Everything in the listing should be restated word for word.

[Saved data entries]
--------
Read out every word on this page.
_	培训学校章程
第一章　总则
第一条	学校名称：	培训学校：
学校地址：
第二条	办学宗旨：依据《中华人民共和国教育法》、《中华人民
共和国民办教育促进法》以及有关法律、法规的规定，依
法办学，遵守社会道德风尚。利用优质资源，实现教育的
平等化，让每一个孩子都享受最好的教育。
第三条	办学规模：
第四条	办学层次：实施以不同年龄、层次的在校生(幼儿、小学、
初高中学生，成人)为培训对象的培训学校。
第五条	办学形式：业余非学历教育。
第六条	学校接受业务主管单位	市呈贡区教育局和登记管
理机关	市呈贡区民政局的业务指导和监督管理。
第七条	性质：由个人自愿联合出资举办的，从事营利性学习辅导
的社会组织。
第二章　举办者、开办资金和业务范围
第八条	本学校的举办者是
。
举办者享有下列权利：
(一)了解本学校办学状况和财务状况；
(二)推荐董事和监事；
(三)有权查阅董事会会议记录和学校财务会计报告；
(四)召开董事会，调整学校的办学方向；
--------
**Worked answer:**
Read out every word on this page.
_	培训学校章程
第一章　总则
第一条	学校名称：	培训学校：
学校地址：
第二条	办学宗旨：依据《中华人民共和国教育法》、《中华人民
共和国民办教育促进法》以及有关法律、法规的规定，依
法办学，遵守社会道德风尚。利用优质资源，实现教育的
平等化，让每一个孩子都享受最好的教育。
第三条	办学规模：
第四条	办学层次：实施以不同年龄、层次的在校生(幼儿、小学、
初高中学生，成人)为培训对象的培训学校。
第五条	办学形式：业余非学历教育。
第六条	学校接受业务主管单位	市呈贡区教育局和登记管
理机关	市呈贡区民政局的业务指导和监督管理。
第七条	性质：由个人自愿联合出资举办的，从事营利性学习辅导
的社会组织。
第二章　举办者、开办资金和业务范围
第八条	本学校的举办者是
。
举办者享有下列权利：
(一)了解本学校办学状况和财务状况；
(二)推荐董事和监事；
(三)有权查阅董事会会议记录和学校财务会计报告；
(四)召开董事会，调整学校的办学方向；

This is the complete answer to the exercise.